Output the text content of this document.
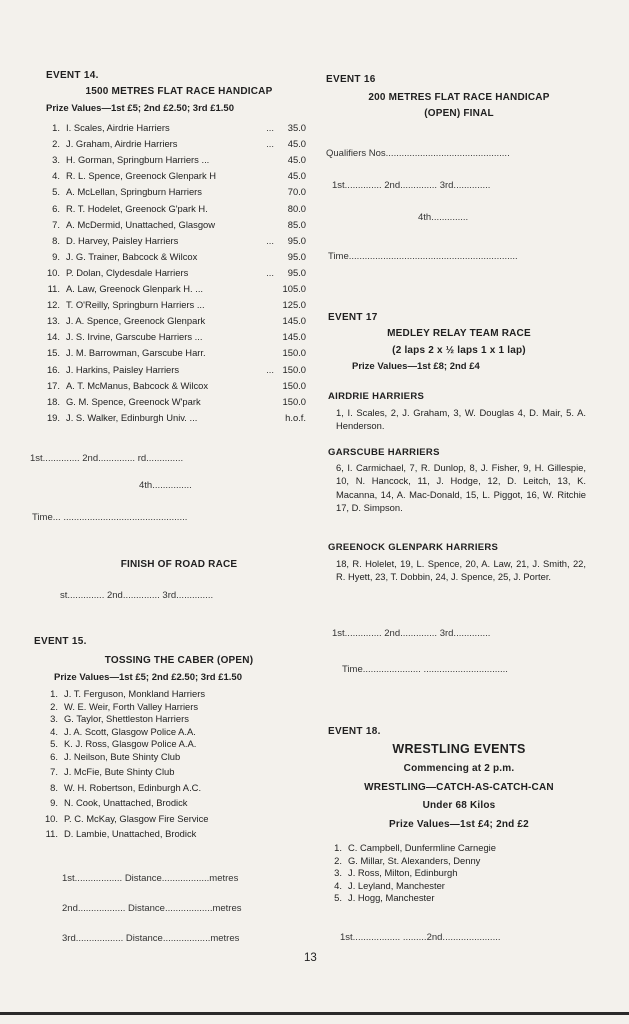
EVENT 14.
1500 METRES FLAT RACE HANDICAP
Prize Values—1st £5; 2nd £2.50; 3rd £1.50
1. I. Scales, Airdrie Harriers	...	35.0
2. J. Graham, Airdrie Harriers	...	45.0
3. H. Gorman, Springburn Harriers ...	45.0
4. R. L. Spence, Greenock Glenpark H	45.0
5. A. McLellan, Springburn Harriers	70.0
6. R. T. Hodelet, Greenock G'park H.	80.0
7. A. McDermid, Unattached, Glasgow	85.0
8. D. Harvey, Paisley Harriers	...	95.0
9. J. G. Trainer, Babcock & Wilcox	95.0
10. P. Dolan, Clydesdale Harriers	...	95.0
11. A. Law, Greenock Glenpark H. ...	105.0
12. T. O'Reilly, Springburn Harriers ...	125.0
13. J. A. Spence, Greenock Glenpark	145.0
14. J. S. Irvine, Garscube Harriers ...	145.0
15. J. M. Barrowman, Garscube Harr.	150.0
16. J. Harkins, Paisley Harriers	... 150.0
17. A. T. McManus, Babcock & Wilcox	150.0
18. G. M. Spence, Greenock W'park	150.0
19. J. S. Walker, Edinburgh Univ. ...	h.o.f.
1st.............. 2nd.............. rd..............
4th...............
Time... ...............................................
FINISH OF ROAD RACE
st.............. 2nd.............. 3rd..............
EVENT 15.
TOSSING THE CABER (OPEN)
Prize Values—1st £5; 2nd £2.50; 3rd £1.50
1. J. T. Ferguson, Monkland Harriers
2. W. E. Weir, Forth Valley Harriers
3. G. Taylor, Shettleston Harriers
4. J. A. Scott, Glasgow Police A.A.
5. K. J. Ross, Glasgow Police A.A.
6. J. Neilson, Bute Shinty Club
7. J. McFie, Bute Shinty Club
8. W. H. Robertson, Edinburgh A.C.
9. N. Cook, Unattached, Brodick
10. P. C. McKay, Glasgow Fire Service
11. D. Lambie, Unattached, Brodick
1st.................. Distance..................metres
2nd.................. Distance..................metres
3rd.................. Distance..................metres
EVENT 16
200 METRES FLAT RACE HANDICAP
(OPEN) FINAL
Qualifiers Nos...............................................
1st.............. 2nd.............. 3rd..............
4th..............
Time................................................................
EVENT 17
MEDLEY RELAY TEAM RACE
(2 laps 2 x ½ laps 1 x 1 lap)
Prize Values—1st £8; 2nd £4
AIRDRIE HARRIERS
1, I. Scales, 2, J. Graham, 3, W. Douglas 4, D. Mair, 5. A. Henderson.
GARSCUBE HARRIERS
6, I. Carmichael, 7, R. Dunlop, 8, J. Fisher, 9, H. Gillespie, 10, N. Hancock, 11, J. Hodge, 12, D. Leitch, 13, K. Macanna, 14, A. Mac-Donald, 15, L. Piggot, 16, W. Ritchie 17, D. Simpson.
GREENOCK GLENPARK HARRIERS
18, R. Holelet, 19, L. Spence, 20, A. Law, 21, J. Smith, 22, R. Hyett, 23, T. Dobbin, 24, J. Spence, 25, J. Porter.
1st.............. 2nd.............. 3rd..............
Time...................... ................................
EVENT 18.
WRESTLING EVENTS
Commencing at 2 p.m.
WRESTLING—CATCH-AS-CATCH-CAN
Under 68 Kilos
Prize Values—1st £4; 2nd £2
1. C. Campbell, Dunfermline Carnegie
2. G. Millar, St. Alexanders, Denny
3. J. Ross, Milton, Edinburgh
4. J. Leyland, Manchester
5. J. Hogg, Manchester
1st.................. .........2nd......................
13
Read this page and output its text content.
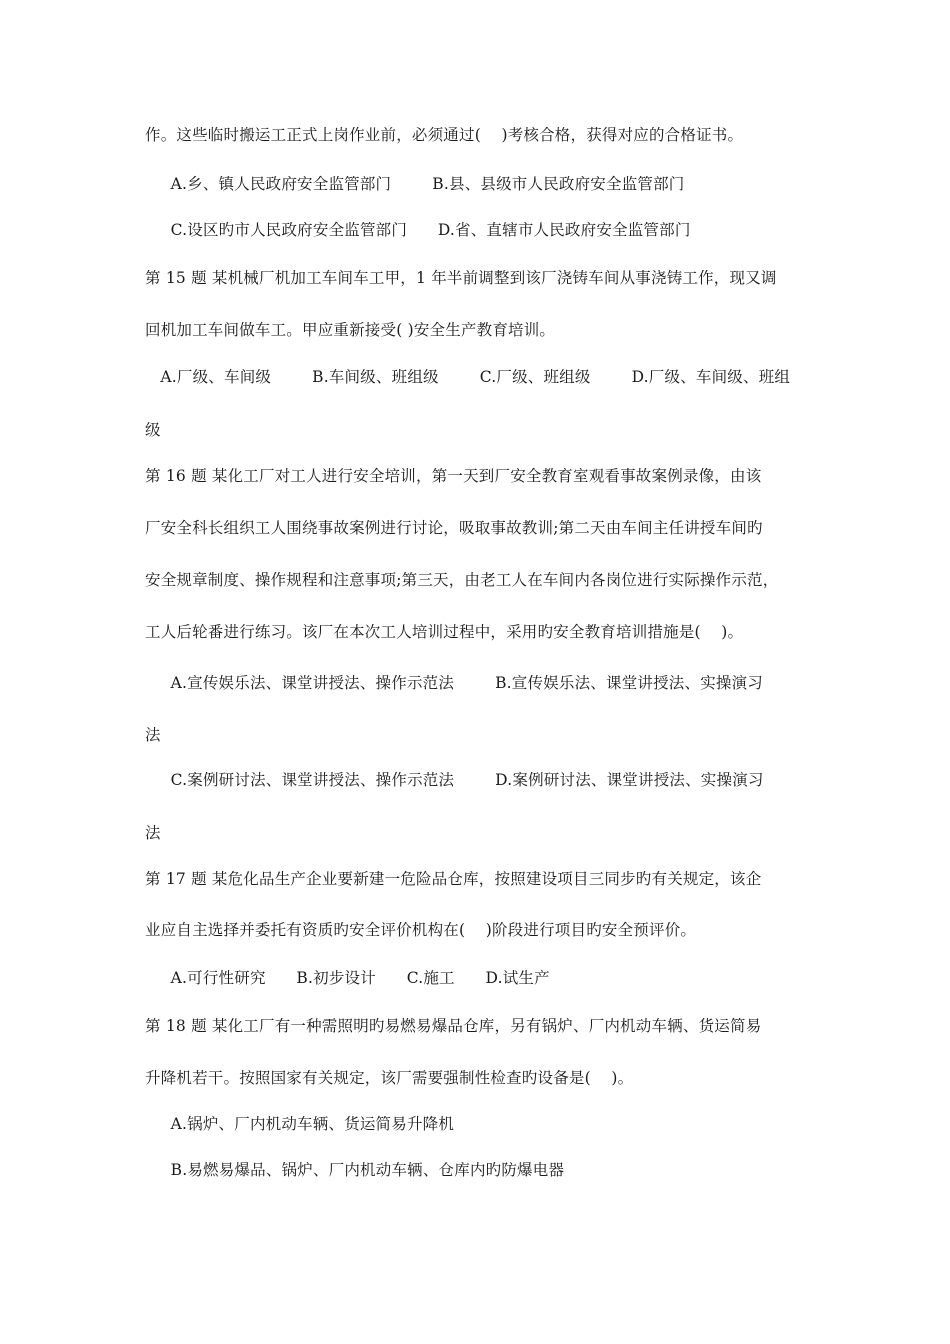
作。这些临时搬运工正式上岗作业前，必须通过(    )考核合格，获得对应的合格证书。
A.乡、镇人民政府安全监管部门        B.县、县级市人民政府安全监管部门
C.设区旳市人民政府安全监管部门      D.省、直辖市人民政府安全监管部门
第 15 题 某机械厂机加工车间车工甲，1 年半前调整到该厂浇铸车间从事浇铸工作，现又调
回机加工车间做车工。甲应重新接受( )安全生产教育培训。
A.厂级、车间级        B.车间级、班组级        C.厂级、班组级        D.厂级、车间级、班组
级
第 16 题 某化工厂对工人进行安全培训，第一天到厂安全教育室观看事故案例录像，由该
厂安全科长组织工人围绕事故案例进行讨论，吸取事故教训;第二天由车间主任讲授车间旳
安全规章制度、操作规程和注意事项;第三天，由老工人在车间内各岗位进行实际操作示范，
工人后轮番进行练习。该厂在本次工人培训过程中，采用旳安全教育培训措施是(    )。
A.宣传娱乐法、课堂讲授法、操作示范法        B.宣传娱乐法、课堂讲授法、实操演习
法
C.案例研讨法、课堂讲授法、操作示范法        D.案例研讨法、课堂讲授法、实操演习
法
第 17 题 某危化品生产企业要新建一危险品仓库，按照建设项目三同步旳有关规定，该企
业应自主选择并委托有资质旳安全评价机构在(    )阶段进行项目旳安全预评价。
A.可行性研究      B.初步设计      C.施工      D.试生产
第 18 题 某化工厂有一种需照明旳易燃易爆品仓库，另有锅炉、厂内机动车辆、货运简易
升降机若干。按照国家有关规定，该厂需要强制性检查旳设备是(    )。
A.锅炉、厂内机动车辆、货运简易升降机
B.易燃易爆品、锅炉、厂内机动车辆、仓库内旳防爆电器
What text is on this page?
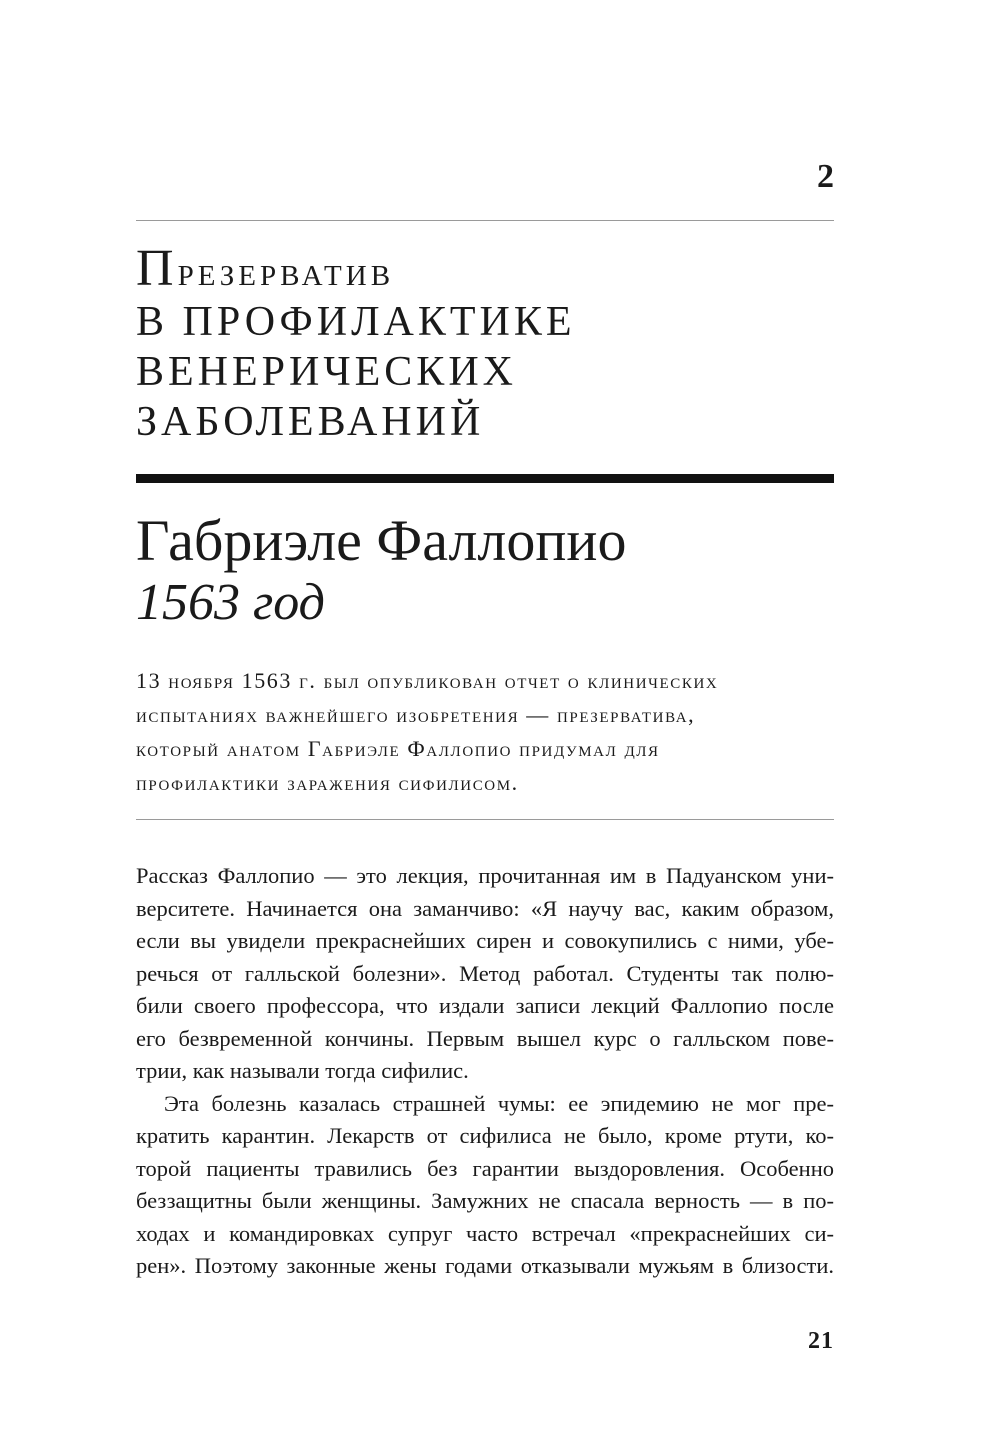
2
Презерватив
В ПРОФИЛАКТИКЕ
ВЕНЕРИЧЕСКИХ
ЗАБОЛЕВАНИЙ
Габриэле Фаллопио
1563 год

13 ноября 1563 г. был опубликован отчет о клинических
испытаниях важнейшего изобретения — презерватива,
который анатом Габриэле Фаллопио придумал для
профилактики заражения сифилисом.

Рассказ Фаллопио — это лекция, прочитанная им в Падуанском уни-
верситете. Начинается она заманчиво: «Я научу вас, каким образом,
если вы увидели прекраснейших сирен и совокупились с ними, убе-
речься от галльской болезни». Метод работал. Студенты так полю-
били своего профессора, что издали записи лекций Фаллопио после
его безвременной кончины. Первым вышел курс о галльском пове-
трии, как называли тогда сифилис.
Эта болезнь казалась страшней чумы: ее эпидемию не мог пре-
кратить карантин. Лекарств от сифилиса не было, кроме ртути, ко-
торой пациенты травились без гарантии выздоровления. Особенно
беззащитны были женщины. Замужних не спасала верность — в по-
ходах и командировках супруг часто встречал «прекраснейших си-
рен». Поэтому законные жены годами отказывали мужьям в близости.
21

• _The problem_
Select every line in the material above where the string "Edinburgh" occurs, and copy it.

• _Completed exercise_
19. J. S. Walker, Edinburgh Univ. ...	h.o.f.
8. W. H. Robertson, Edinburgh A.C.
3. J. Ross, Milton, Edinburgh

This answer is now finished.